## Exercise directions:
Show all lines holding the string "color".
··· Dataset content ···
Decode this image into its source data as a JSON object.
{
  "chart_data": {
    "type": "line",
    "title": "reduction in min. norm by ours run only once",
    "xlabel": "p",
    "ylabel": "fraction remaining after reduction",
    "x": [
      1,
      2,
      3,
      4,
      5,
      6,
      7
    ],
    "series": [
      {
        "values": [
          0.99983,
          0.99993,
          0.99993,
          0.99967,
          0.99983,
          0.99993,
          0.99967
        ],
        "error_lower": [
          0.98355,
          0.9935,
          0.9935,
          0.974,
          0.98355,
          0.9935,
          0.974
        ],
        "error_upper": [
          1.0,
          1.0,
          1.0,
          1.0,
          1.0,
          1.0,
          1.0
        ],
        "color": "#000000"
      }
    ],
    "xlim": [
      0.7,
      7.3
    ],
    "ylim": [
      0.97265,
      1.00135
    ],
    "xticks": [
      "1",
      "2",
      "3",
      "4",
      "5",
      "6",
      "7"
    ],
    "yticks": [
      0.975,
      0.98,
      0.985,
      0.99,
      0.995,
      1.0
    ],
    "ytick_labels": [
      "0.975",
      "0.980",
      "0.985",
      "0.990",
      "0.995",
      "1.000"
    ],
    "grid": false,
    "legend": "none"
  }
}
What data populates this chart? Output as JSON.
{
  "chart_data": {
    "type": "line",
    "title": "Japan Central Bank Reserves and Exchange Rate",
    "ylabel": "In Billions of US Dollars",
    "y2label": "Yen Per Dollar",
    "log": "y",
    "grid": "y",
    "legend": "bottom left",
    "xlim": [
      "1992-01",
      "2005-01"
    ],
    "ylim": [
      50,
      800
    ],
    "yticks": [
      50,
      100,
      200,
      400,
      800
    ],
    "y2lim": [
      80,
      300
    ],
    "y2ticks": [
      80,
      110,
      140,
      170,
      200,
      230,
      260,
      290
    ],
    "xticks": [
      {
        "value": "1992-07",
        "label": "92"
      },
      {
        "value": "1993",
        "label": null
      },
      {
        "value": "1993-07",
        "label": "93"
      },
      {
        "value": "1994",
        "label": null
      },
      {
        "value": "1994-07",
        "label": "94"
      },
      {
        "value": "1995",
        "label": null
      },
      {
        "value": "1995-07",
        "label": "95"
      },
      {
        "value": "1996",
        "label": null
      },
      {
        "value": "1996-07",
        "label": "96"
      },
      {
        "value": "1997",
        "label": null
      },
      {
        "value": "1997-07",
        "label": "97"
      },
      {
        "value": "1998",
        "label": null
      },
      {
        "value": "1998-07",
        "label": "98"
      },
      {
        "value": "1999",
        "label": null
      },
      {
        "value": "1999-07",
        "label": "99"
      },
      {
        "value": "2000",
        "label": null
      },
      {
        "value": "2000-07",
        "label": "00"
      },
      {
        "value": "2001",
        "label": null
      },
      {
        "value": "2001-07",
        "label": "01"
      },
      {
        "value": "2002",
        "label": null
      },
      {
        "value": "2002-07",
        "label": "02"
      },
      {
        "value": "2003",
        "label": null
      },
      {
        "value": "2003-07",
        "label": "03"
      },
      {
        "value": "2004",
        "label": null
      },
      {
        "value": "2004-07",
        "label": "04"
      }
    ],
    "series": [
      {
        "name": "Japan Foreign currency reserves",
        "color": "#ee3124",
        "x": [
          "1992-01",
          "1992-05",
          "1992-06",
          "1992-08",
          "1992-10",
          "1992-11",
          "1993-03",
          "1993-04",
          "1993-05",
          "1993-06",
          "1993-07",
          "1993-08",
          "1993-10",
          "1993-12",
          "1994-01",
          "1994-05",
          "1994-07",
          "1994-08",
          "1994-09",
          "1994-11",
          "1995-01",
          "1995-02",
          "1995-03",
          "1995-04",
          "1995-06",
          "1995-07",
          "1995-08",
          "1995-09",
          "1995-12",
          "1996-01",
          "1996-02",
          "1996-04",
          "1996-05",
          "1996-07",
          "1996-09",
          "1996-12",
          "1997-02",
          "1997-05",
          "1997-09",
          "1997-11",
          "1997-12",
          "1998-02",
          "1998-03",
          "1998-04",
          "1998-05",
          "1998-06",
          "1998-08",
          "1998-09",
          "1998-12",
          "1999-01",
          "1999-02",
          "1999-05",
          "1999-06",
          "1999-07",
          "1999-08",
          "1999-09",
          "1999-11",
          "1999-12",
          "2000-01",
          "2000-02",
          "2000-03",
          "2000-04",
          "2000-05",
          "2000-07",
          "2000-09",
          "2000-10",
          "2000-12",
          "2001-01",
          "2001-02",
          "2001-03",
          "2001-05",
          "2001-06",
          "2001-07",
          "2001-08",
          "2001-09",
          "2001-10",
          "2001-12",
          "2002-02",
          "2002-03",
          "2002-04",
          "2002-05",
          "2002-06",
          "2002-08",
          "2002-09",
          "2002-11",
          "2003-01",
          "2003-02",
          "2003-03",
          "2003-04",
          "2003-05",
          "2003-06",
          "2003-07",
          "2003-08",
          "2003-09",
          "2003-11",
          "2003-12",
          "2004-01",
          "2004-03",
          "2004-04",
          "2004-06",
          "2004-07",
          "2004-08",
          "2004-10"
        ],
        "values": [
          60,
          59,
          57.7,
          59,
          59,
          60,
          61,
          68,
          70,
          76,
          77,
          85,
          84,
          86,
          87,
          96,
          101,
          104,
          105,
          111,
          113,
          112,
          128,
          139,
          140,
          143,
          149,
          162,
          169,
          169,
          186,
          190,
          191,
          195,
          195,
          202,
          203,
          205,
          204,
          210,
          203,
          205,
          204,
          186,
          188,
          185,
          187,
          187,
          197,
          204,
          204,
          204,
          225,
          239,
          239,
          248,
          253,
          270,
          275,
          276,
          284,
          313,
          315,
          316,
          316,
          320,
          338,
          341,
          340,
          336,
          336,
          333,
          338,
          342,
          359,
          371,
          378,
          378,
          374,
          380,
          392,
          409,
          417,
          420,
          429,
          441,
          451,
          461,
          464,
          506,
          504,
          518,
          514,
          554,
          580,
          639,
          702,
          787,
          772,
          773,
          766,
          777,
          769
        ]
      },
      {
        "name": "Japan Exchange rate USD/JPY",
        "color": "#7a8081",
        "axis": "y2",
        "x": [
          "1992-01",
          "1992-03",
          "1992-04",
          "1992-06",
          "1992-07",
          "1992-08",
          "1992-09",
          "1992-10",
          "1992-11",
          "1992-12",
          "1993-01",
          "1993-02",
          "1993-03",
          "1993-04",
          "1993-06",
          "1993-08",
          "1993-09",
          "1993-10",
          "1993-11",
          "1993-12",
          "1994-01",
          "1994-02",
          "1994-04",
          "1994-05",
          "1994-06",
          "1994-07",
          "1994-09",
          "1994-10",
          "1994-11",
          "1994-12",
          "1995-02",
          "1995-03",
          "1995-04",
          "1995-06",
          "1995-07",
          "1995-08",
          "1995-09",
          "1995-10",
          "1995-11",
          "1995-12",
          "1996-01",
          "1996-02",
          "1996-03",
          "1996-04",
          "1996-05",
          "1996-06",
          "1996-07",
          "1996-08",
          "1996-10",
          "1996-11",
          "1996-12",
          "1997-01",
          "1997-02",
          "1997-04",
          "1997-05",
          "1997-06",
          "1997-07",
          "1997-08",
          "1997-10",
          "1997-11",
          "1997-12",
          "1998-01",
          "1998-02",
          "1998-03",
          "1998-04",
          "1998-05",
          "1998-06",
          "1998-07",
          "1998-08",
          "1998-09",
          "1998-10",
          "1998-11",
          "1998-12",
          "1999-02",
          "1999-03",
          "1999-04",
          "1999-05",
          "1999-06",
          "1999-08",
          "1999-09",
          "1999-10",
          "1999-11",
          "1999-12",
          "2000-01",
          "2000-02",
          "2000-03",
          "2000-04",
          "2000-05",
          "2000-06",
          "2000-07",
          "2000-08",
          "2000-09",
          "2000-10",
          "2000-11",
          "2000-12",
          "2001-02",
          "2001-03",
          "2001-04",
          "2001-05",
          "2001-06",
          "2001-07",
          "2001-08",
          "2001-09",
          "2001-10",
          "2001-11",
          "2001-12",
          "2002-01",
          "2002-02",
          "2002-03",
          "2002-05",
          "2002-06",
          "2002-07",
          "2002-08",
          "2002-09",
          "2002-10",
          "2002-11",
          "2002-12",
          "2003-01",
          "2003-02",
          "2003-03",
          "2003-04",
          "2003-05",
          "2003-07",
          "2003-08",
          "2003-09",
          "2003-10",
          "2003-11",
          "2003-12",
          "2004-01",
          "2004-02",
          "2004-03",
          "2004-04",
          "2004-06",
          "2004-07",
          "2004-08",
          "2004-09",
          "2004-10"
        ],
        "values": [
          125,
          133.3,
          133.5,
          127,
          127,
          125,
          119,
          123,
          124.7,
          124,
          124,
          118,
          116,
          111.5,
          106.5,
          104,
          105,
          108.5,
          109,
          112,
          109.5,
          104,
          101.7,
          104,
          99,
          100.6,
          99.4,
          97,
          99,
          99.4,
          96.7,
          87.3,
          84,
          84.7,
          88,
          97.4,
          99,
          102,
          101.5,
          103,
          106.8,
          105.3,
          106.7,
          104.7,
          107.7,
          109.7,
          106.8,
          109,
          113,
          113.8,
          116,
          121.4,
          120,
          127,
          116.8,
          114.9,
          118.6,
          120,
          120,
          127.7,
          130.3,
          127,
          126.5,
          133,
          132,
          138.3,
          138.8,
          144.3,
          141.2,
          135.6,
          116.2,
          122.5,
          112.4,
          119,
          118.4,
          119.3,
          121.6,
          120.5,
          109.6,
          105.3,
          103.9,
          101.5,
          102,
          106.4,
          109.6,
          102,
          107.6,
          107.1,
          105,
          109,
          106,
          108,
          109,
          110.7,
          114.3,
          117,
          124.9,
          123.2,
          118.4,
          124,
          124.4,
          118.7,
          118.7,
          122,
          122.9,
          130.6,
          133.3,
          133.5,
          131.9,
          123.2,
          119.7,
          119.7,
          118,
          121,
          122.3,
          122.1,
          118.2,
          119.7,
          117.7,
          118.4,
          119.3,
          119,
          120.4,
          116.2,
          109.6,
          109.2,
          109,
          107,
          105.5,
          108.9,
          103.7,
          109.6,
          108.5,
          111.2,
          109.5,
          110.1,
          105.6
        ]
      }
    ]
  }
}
···
## Answer for the task:
        "color": "#000000"
        "color": "#ee3124",
        "color": "#7a8081",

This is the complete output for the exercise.